* [Exercise task]
How many lines of the listing contain the string "divider"? Reply with the number alone.

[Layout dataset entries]

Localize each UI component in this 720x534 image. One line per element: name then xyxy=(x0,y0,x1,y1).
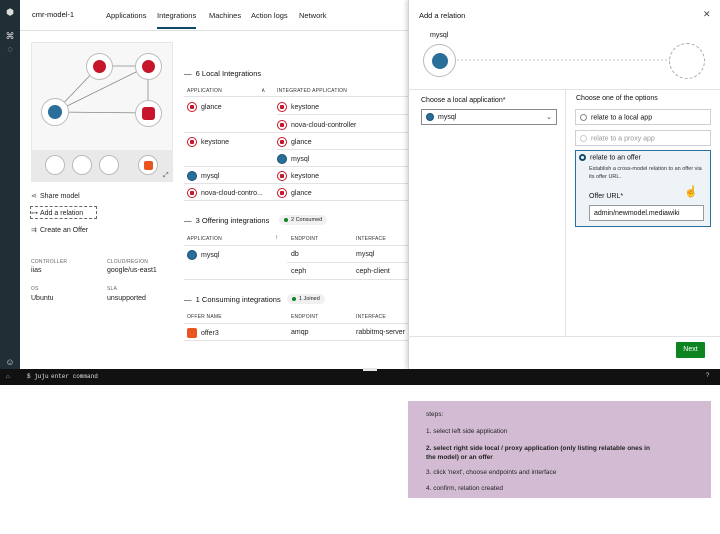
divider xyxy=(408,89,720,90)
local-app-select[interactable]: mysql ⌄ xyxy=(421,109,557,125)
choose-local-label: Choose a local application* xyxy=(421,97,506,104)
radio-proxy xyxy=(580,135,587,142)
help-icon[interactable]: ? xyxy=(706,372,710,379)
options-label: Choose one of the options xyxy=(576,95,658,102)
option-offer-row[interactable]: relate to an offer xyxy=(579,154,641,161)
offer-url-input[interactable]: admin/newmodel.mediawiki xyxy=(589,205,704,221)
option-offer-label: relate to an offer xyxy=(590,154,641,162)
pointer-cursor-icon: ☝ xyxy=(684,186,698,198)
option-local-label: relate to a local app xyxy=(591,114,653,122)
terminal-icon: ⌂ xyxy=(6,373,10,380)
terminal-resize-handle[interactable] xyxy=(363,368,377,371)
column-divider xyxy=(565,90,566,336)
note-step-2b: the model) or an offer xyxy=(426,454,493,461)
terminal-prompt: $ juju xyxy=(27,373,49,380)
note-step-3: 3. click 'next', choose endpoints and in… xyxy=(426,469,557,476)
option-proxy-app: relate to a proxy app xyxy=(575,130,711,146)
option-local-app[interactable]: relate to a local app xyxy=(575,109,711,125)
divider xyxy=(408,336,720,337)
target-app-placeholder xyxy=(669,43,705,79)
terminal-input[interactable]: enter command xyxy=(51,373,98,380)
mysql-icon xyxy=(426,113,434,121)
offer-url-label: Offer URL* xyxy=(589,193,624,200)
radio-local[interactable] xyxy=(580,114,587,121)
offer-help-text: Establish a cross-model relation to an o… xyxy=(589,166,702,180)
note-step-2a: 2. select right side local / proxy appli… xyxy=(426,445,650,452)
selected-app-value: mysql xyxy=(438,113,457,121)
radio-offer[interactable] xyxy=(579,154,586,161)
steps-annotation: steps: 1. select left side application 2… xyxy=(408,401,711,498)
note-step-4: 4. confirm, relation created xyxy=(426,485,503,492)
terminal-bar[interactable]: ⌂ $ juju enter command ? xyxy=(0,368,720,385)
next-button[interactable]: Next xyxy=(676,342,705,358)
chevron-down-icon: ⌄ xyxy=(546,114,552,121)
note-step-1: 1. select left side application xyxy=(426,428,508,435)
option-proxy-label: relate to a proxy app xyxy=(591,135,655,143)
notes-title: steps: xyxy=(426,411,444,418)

* [The result]
3